* **TEXT PASSAGE**

The New Notes will be sterling denominated Sub-Class A8 Fixed Rate Notes due 2027/2050 and will be issued by the Issuer under the New Notes Base Prospectus. Except for differences in certain commercial details, including the New Notes Price, the New Notes Interest Rate (to be determined at the Pricing Time on the Price Determination Date) and that the New Notes will be capable of being redeemed at par by the Issuer on any date occurring on or after 31 January 2027 (being 6-months prior to the Expected Maturity Date of the New Notes), the New Notes will have substantially the same characteristics as the Existing Notes. The New Notes will be issued in denominations of £100,000 and integral multiples of £1,000 in excess thereof. Application will be made by the Issuer for the New Notes to be admitted to listing on the official list of the Irish Stock Exchange plc trading as Euronext Dublin (Euronext Dublin) and to trading on the Euronext Dublin's regulated market.

The New Notes are not being, and will not be, offered or sold in the United States. Nothing in this announcement or the Exchange Offer Memorandum constitutes an offer to sell or the solicitation of an offer to buy the New Notes in the United States or any other jurisdiction. Securities may not be offered, sold or delivered in the United States absent registration under, or an exemption from the registration requirements of, the United States Securities Act of 1933, as amended (the Securities Act). The New Notes have not been, and will not be, registered under the Securities Act or the securities laws of any state or other jurisdiction of the United States and may not be offered, sold or delivered, directly or indirectly, within the United States or to, or for the account or benefit of, U.S. persons.

[Saved data entries]
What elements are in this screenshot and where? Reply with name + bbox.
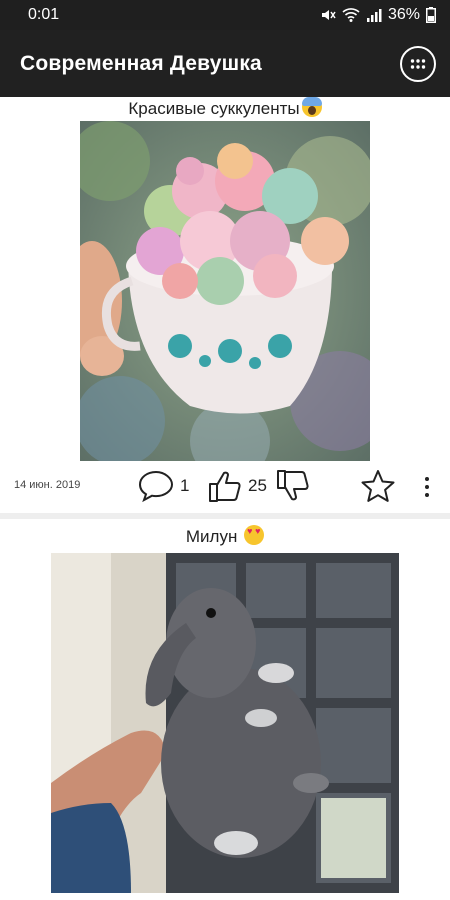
grid-menu-button[interactable]	[400, 45, 436, 82]
like-count: 25	[248, 476, 267, 495]
post-divider	[0, 513, 450, 519]
thumbs-down-icon	[277, 470, 309, 501]
comment-icon	[138, 470, 174, 503]
post-image-succulents[interactable]	[80, 121, 370, 461]
app-title: Современная Девушка	[20, 51, 262, 75]
post-date: 14 июн. 2019	[14, 479, 81, 491]
dislike-button[interactable]	[276, 469, 310, 503]
battery-percent: 36%	[387, 6, 420, 23]
comments-button[interactable]: 1	[138, 469, 189, 503]
star-icon	[361, 470, 395, 502]
post-card: Красивые суккуленты 14 июн. 2019 1 25	[0, 97, 450, 519]
grid-menu-icon	[410, 58, 426, 69]
favorite-button[interactable]	[360, 469, 396, 503]
post-title-text: Красивые суккуленты	[128, 99, 300, 118]
mute-icon	[321, 10, 336, 20]
post-title: Красивые суккуленты	[0, 97, 450, 121]
comment-count: 1	[180, 476, 190, 495]
post-actions: 14 июн. 2019 1 25	[0, 461, 450, 513]
more-options-icon[interactable]	[424, 477, 430, 499]
app-bar: Современная Девушка	[0, 30, 450, 97]
post-card: Милун	[0, 525, 450, 893]
status-time: 0:01	[28, 6, 60, 23]
screaming-face-emoji-icon	[301, 97, 322, 117]
battery-icon	[426, 7, 436, 23]
thumbs-up-icon	[209, 471, 241, 502]
signal-icon	[366, 9, 382, 22]
feed: Красивые суккуленты 14 июн. 2019 1 25 Ми…	[0, 97, 450, 893]
status-bar: 0:01 36%	[0, 0, 450, 30]
post-image-bunny[interactable]	[51, 553, 399, 893]
post-title-text: Милун	[185, 527, 238, 546]
status-icons: 36%	[320, 6, 436, 24]
heart-eyes-emoji-icon	[244, 525, 265, 545]
like-button[interactable]: 25	[208, 469, 267, 503]
post-title: Милун	[0, 525, 450, 549]
wifi-icon	[342, 8, 360, 22]
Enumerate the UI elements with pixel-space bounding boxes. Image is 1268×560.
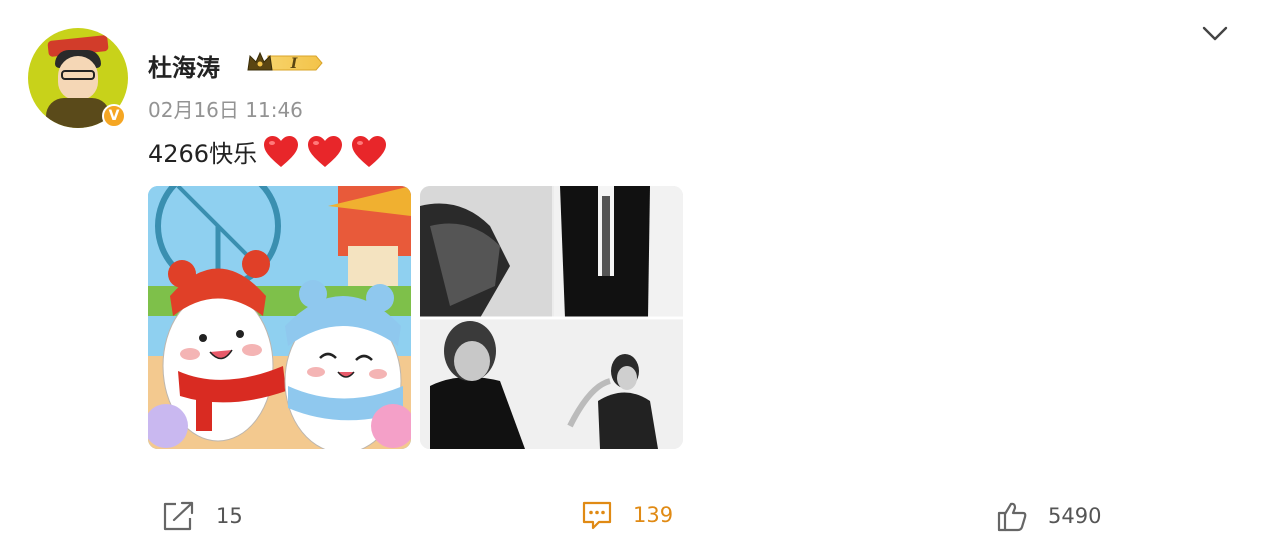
heart-icon [352, 135, 387, 167]
post-text: 4266快乐 [148, 134, 387, 169]
share-button[interactable]: 15 [162, 500, 243, 532]
avatar-glasses [61, 70, 95, 80]
thumbs-up-icon [997, 502, 1027, 532]
verified-badge-icon: V [102, 104, 126, 128]
photo-collage [420, 186, 683, 449]
heart-icon [308, 135, 343, 167]
avatar-body [46, 98, 110, 128]
comment-count: 139 [633, 503, 674, 527]
post-timestamp[interactable]: 02月16日 11:46 [148, 94, 303, 123]
heart-icon [264, 135, 299, 167]
cartoon-illustration [148, 186, 411, 449]
level-number: I [290, 56, 298, 72]
share-icon [163, 501, 194, 531]
comment-icon [582, 501, 612, 530]
share-count: 15 [216, 504, 243, 528]
like-count: 5490 [1048, 504, 1102, 528]
chevron-down-icon[interactable] [1200, 22, 1230, 46]
post-image-photo-collage[interactable] [420, 186, 683, 449]
comment-button[interactable]: 139 [581, 500, 673, 530]
post-image-cartoon[interactable] [148, 186, 411, 449]
heart-emoji-group [263, 135, 387, 169]
like-button[interactable]: 5490 [996, 500, 1101, 532]
username[interactable]: 杜海涛 [148, 48, 220, 83]
post-text-body: 4266快乐 [148, 140, 258, 168]
level-crown-badge-icon[interactable]: I [246, 50, 324, 76]
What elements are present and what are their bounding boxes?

* **OBJECTIVE**
Transcribe the full text on the New Notes offering, reproducing every word without change.

* **REPLY TO THE TASK**
The New Notes will be sterling denominated Sub-Class A8 Fixed Rate Notes due 2027/2050 and will be issued by the Issuer under the New Notes Base Prospectus. Except for differences in certain commercial details, including the New Notes Price, the New Notes Interest Rate (to be determined at the Pricing Time on the Price Determination Date) and that the New Notes will be capable of being redeemed at par by the Issuer on any date occurring on or after 31 January 2027 (being 6-months prior to the Expected Maturity Date of the New Notes), the New Notes will have substantially the same characteristics as the Existing Notes. The New Notes will be issued in denominations of £100,000 and integral multiples of £1,000 in excess thereof. Application will be made by the Issuer for the New Notes to be admitted to listing on the official list of the Irish Stock Exchange plc trading as Euronext Dublin (Euronext Dublin) and to trading on the Euronext Dublin's regulated market.

The New Notes are not being, and will not be, offered or sold in the United States. Nothing in this announcement or the Exchange Offer Memorandum constitutes an offer to sell or the solicitation of an offer to buy the New Notes in the United States or any other jurisdiction. Securities may not be offered, sold or delivered in the United States absent registration under, or an exemption from the registration requirements of, the United States Securities Act of 1933, as amended (the Securities Act). The New Notes have not been, and will not be, registered under the Securities Act or the securities laws of any state or other jurisdiction of the United States and may not be offered, sold or delivered, directly or indirectly, within the United States or to, or for the account or benefit of, U.S. persons.